▶ PROBLEM REQUIREMENTS:
Output all of the entries below precisely as written.

Dataset records
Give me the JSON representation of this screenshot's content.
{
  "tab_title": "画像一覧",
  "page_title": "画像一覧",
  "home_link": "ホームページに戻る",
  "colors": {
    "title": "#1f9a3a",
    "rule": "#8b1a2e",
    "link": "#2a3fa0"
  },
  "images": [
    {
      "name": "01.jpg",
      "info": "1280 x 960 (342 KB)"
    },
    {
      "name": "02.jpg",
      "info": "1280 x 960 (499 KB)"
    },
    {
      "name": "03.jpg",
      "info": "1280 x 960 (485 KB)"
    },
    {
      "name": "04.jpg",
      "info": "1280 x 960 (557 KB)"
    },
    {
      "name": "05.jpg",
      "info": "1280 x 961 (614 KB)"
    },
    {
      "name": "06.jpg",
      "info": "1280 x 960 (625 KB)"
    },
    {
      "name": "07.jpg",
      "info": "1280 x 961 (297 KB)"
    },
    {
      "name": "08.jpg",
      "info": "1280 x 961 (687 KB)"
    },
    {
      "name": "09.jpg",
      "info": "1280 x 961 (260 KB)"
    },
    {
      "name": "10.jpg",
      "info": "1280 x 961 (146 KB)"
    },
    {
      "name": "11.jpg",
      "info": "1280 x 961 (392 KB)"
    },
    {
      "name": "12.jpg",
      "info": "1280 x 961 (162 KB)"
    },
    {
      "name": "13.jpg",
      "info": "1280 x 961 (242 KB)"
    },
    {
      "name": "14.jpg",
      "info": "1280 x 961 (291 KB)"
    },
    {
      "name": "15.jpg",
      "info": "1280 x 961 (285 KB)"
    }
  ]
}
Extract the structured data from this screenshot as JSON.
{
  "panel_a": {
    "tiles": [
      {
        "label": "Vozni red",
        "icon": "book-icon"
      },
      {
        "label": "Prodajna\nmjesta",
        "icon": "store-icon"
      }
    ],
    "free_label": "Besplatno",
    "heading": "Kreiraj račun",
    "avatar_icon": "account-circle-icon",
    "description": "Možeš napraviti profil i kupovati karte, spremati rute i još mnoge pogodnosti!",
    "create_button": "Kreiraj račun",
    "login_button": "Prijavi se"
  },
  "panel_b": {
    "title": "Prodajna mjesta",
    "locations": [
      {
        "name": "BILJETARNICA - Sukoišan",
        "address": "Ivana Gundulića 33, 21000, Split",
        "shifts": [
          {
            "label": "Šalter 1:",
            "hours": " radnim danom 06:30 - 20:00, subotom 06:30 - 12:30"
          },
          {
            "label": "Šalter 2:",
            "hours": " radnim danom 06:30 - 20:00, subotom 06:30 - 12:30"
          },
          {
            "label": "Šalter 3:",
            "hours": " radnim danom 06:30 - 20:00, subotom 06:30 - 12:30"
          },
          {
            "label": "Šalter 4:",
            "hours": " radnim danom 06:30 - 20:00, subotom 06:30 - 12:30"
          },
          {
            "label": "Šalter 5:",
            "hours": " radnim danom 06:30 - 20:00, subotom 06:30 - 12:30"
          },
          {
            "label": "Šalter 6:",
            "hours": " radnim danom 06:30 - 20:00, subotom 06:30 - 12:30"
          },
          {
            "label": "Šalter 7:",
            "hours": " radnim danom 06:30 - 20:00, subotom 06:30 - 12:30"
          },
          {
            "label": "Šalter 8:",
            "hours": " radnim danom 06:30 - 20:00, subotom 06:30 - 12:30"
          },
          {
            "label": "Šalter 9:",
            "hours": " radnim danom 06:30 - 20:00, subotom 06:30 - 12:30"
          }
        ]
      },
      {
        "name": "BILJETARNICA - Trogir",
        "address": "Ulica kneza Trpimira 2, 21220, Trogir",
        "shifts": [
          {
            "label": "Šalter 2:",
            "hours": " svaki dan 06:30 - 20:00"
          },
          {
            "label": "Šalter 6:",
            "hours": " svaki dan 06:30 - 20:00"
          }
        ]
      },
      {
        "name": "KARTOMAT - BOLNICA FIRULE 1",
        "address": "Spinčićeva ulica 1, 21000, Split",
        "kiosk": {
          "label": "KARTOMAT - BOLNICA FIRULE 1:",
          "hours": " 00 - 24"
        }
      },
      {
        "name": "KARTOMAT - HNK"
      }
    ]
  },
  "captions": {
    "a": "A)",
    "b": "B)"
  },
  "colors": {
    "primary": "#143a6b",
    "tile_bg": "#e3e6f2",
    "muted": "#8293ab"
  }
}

▶ ANSWER FOR THE TASK:
Give me the JSON representation of this screenshot's content.
{
  "tab_title": "画像一覧",
  "page_title": "画像一覧",
  "home_link": "ホームページに戻る",
  "colors": {
    "title": "#1f9a3a",
    "rule": "#8b1a2e",
    "link": "#2a3fa0"
  },
  "images": [
    {
      "name": "01.jpg",
      "info": "1280 x 960 (342 KB)"
    },
    {
      "name": "02.jpg",
      "info": "1280 x 960 (499 KB)"
    },
    {
      "name": "03.jpg",
      "info": "1280 x 960 (485 KB)"
    },
    {
      "name": "04.jpg",
      "info": "1280 x 960 (557 KB)"
    },
    {
      "name": "05.jpg",
      "info": "1280 x 961 (614 KB)"
    },
    {
      "name": "06.jpg",
      "info": "1280 x 960 (625 KB)"
    },
    {
      "name": "07.jpg",
      "info": "1280 x 961 (297 KB)"
    },
    {
      "name": "08.jpg",
      "info": "1280 x 961 (687 KB)"
    },
    {
      "name": "09.jpg",
      "info": "1280 x 961 (260 KB)"
    },
    {
      "name": "10.jpg",
      "info": "1280 x 961 (146 KB)"
    },
    {
      "name": "11.jpg",
      "info": "1280 x 961 (392 KB)"
    },
    {
      "name": "12.jpg",
      "info": "1280 x 961 (162 KB)"
    },
    {
      "name": "13.jpg",
      "info": "1280 x 961 (242 KB)"
    },
    {
      "name": "14.jpg",
      "info": "1280 x 961 (291 KB)"
    },
    {
      "name": "15.jpg",
      "info": "1280 x 961 (285 KB)"
    }
  ]
}
Extract the structured data from this screenshot as JSON.
{
  "panel_a": {
    "tiles": [
      {
        "label": "Vozni red",
        "icon": "book-icon"
      },
      {
        "label": "Prodajna\nmjesta",
        "icon": "store-icon"
      }
    ],
    "free_label": "Besplatno",
    "heading": "Kreiraj račun",
    "avatar_icon": "account-circle-icon",
    "description": "Možeš napraviti profil i kupovati karte, spremati rute i još mnoge pogodnosti!",
    "create_button": "Kreiraj račun",
    "login_button": "Prijavi se"
  },
  "panel_b": {
    "title": "Prodajna mjesta",
    "locations": [
      {
        "name": "BILJETARNICA - Sukoišan",
        "address": "Ivana Gundulića 33, 21000, Split",
        "shifts": [
          {
            "label": "Šalter 1:",
            "hours": " radnim danom 06:30 - 20:00, subotom 06:30 - 12:30"
          },
          {
            "label": "Šalter 2:",
            "hours": " radnim danom 06:30 - 20:00, subotom 06:30 - 12:30"
          },
          {
            "label": "Šalter 3:",
            "hours": " radnim danom 06:30 - 20:00, subotom 06:30 - 12:30"
          },
          {
            "label": "Šalter 4:",
            "hours": " radnim danom 06:30 - 20:00, subotom 06:30 - 12:30"
          },
          {
            "label": "Šalter 5:",
            "hours": " radnim danom 06:30 - 20:00, subotom 06:30 - 12:30"
          },
          {
            "label": "Šalter 6:",
            "hours": " radnim danom 06:30 - 20:00, subotom 06:30 - 12:30"
          },
          {
            "label": "Šalter 7:",
            "hours": " radnim danom 06:30 - 20:00, subotom 06:30 - 12:30"
          },
          {
            "label": "Šalter 8:",
            "hours": " radnim danom 06:30 - 20:00, subotom 06:30 - 12:30"
          },
          {
            "label": "Šalter 9:",
            "hours": " radnim danom 06:30 - 20:00, subotom 06:30 - 12:30"
          }
        ]
      },
      {
        "name": "BILJETARNICA - Trogir",
        "address": "Ulica kneza Trpimira 2, 21220, Trogir",
        "shifts": [
          {
            "label": "Šalter 2:",
            "hours": " svaki dan 06:30 - 20:00"
          },
          {
            "label": "Šalter 6:",
            "hours": " svaki dan 06:30 - 20:00"
          }
        ]
      },
      {
        "name": "KARTOMAT - BOLNICA FIRULE 1",
        "address": "Spinčićeva ulica 1, 21000, Split",
        "kiosk": {
          "label": "KARTOMAT - BOLNICA FIRULE 1:",
          "hours": " 00 - 24"
        }
      },
      {
        "name": "KARTOMAT - HNK"
      }
    ]
  },
  "captions": {
    "a": "A)",
    "b": "B)"
  },
  "colors": {
    "primary": "#143a6b",
    "tile_bg": "#e3e6f2",
    "muted": "#8293ab"
  }
}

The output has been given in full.